**OBJECTIVE:**
Provide nothing beyond the count of lines that include the string "王炤负责".
○ ○ ○ ○ ○
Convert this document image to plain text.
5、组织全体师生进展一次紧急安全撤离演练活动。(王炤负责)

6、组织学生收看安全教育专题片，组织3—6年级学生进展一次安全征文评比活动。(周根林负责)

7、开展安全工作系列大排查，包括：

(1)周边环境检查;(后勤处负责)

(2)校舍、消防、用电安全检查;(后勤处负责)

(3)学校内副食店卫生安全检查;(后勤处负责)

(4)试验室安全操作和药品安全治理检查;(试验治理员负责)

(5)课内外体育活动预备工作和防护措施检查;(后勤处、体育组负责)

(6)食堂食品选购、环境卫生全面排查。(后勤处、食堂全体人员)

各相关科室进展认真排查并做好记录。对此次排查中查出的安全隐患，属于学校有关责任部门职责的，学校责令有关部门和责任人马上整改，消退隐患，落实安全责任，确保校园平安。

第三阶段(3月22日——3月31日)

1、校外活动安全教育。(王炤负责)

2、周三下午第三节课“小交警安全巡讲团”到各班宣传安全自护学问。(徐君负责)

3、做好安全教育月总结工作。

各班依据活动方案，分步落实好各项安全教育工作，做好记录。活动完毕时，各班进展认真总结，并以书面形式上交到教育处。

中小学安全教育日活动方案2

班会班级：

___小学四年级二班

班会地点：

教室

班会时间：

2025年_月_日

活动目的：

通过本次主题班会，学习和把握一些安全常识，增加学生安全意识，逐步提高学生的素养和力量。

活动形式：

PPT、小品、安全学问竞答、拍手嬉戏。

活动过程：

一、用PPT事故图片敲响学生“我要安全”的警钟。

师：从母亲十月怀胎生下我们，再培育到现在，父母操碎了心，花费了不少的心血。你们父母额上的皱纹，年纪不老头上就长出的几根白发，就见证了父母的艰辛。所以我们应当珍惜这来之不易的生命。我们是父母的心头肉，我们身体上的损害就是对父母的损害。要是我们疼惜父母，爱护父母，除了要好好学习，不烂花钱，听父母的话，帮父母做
○ ○ ○ ○ ○
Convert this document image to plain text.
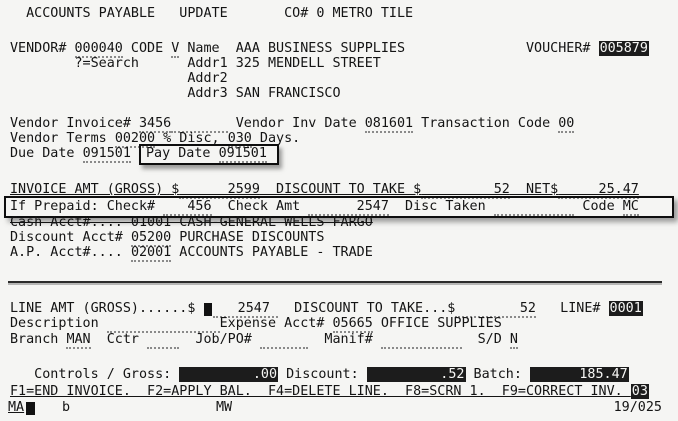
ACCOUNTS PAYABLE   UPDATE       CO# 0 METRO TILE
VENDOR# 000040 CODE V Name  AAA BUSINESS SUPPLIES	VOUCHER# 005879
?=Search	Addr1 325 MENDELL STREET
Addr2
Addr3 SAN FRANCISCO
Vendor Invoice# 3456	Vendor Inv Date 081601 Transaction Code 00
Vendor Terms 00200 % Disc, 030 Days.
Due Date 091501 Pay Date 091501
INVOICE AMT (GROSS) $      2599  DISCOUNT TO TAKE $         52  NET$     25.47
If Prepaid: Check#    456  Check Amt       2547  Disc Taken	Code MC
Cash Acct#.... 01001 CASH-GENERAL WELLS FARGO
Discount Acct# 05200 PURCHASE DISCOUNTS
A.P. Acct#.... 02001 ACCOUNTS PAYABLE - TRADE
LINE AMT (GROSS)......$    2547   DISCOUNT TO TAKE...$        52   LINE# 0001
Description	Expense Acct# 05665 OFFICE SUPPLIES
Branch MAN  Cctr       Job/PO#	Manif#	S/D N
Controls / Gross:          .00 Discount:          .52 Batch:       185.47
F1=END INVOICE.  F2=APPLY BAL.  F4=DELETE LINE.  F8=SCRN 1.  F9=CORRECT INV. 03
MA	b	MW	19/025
○ ○ ○ ○ ○
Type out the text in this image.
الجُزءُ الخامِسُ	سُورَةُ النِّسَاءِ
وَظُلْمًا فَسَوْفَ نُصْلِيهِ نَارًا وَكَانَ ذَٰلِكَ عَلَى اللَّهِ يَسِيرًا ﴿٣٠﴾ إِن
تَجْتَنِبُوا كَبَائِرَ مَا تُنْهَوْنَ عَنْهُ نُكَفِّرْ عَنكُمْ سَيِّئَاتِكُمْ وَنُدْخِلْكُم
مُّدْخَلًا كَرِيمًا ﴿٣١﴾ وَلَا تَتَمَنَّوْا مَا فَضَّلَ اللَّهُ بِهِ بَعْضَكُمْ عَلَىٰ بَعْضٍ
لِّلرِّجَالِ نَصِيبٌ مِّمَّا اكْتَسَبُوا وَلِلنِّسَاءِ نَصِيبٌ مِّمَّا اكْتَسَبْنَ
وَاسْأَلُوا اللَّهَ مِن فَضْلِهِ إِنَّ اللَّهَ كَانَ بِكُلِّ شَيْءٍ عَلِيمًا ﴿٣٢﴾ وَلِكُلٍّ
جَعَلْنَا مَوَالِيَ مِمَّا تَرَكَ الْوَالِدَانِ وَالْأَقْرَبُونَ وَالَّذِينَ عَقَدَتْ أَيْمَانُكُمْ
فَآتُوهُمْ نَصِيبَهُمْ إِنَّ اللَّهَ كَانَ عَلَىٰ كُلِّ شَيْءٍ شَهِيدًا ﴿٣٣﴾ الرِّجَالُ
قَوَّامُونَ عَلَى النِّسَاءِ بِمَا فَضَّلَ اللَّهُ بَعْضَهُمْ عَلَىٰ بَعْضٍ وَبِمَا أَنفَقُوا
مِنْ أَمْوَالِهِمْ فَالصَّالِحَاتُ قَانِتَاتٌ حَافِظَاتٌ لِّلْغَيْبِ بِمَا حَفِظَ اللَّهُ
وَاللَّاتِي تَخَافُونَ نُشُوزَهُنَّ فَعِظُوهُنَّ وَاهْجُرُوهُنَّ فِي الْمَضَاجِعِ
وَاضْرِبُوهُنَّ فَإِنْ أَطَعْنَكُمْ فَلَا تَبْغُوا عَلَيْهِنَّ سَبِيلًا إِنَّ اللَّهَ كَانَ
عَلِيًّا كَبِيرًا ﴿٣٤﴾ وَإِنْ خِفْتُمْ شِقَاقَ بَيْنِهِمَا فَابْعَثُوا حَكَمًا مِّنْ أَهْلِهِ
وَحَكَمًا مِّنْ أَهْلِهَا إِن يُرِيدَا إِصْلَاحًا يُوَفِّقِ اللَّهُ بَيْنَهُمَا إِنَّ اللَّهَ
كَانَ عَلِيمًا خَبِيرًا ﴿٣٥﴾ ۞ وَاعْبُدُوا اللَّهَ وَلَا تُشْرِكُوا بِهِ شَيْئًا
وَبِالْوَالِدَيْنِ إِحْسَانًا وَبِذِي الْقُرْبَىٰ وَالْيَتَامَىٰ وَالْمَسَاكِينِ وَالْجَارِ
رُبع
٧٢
○ ○ ○ ○ ○
**TASK OUTPUT:**
2